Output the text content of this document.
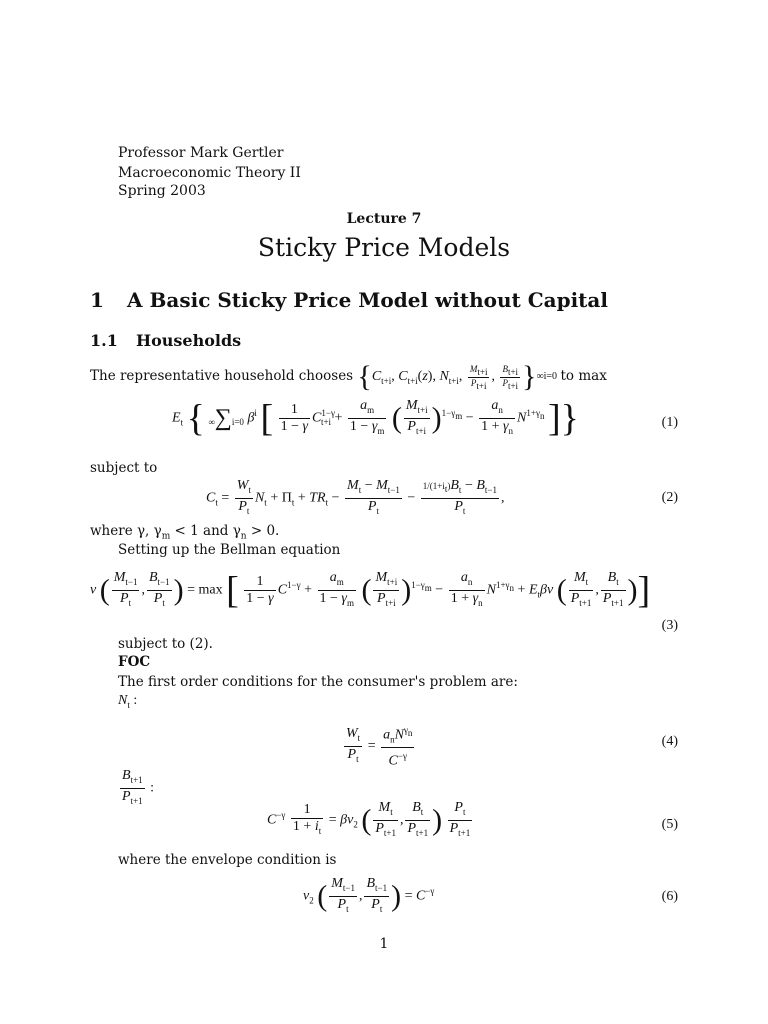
Professor Mark Gertler
Macroeconomic Theory II
Spring 2003
Lecture 7
Sticky Price Models
1 A Basic Sticky Price Model without Capital
1.1 Households
The representative household chooses {$C_{t+i}$, $C_{t+i}(z)$, $N_{t+i}$, $\frac{M_{t+i}}{P_{t+i}}$ , $\frac{B_{t+i}}{P_{t+i}} \}\infty i=0$ to max
$E_t$ { ∞∑i=0 $\beta^i$ [ $\frac{1}{1 - \gamma} C^{1-\gamma}_{t+i} + \frac{a_m}{1 - \gamma_m}$ ( $\frac{M_{t+i}}{P_{t+i}} )^{1-\gamma_m} - \frac{a_n}{1 + \gamma_n} N^{1+\gamma_n}$ ]}	(1)
subject to
$C_t = \frac{W_t}{P_t} N_t + \Pi_t + TR_t - \frac{M_t - M_{t-1}}{P_t} - \frac{1/(1+i_t)B_t - B_{t-1}}{P_t}$ ,	(2)
where γ, $\gamma_m < 1$ and $\gamma_n > 0$.
Setting up the Bellman equation
v ( $\frac{M_{t-1}}{P_t}$ , $\frac{B_{t-1}}{P_t}$ ) = max [ $\frac{1}{1 - \gamma} C^{1-\gamma} + \frac{a_m}{1 - \gamma_m}$ ( $\frac{M_{t+i}}{P_{t+i}} )^{1-\gamma_m} - \frac{a_n}{1 + \gamma_n} N^{1+\gamma_n} + E_t\beta v$ ( $\frac{M_t}{P_{t+1}}$ , $\frac{B_t}{P_{t+1}}$ )]
(3)
subject to (2).
FOC
The first order conditions for the consumer's problem are:
$N_t$ :
$\frac{W_t}{P_t} = \frac{a_nN^{\gamma_n}}{C^{-\gamma}}$	(4)
$\frac{B_{t+1}}{P_{t+1}}$ :
$C^{-\gamma} \frac{1}{1 + i_t} = \beta v_2$ ( $\frac{M_t}{P_{t+1}}$ , $\frac{B_t}{P_{t+1}}$ ) $\frac{P_t}{P_{t+1}}$	(5)
where the envelope condition is
$v_2$ ( $\frac{M_{t-1}}{P_t}$ , $\frac{B_{t-1}}{P_t}$ ) = $C^{-\gamma}$	(6)
1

# # # #

▶ _Exercise task_: Search the listing for the word "Price". Copy every line in which it occurs.

▶ _Answer to the exercise_:
Sticky Price Models
1 A Basic Sticky Price Model without Capital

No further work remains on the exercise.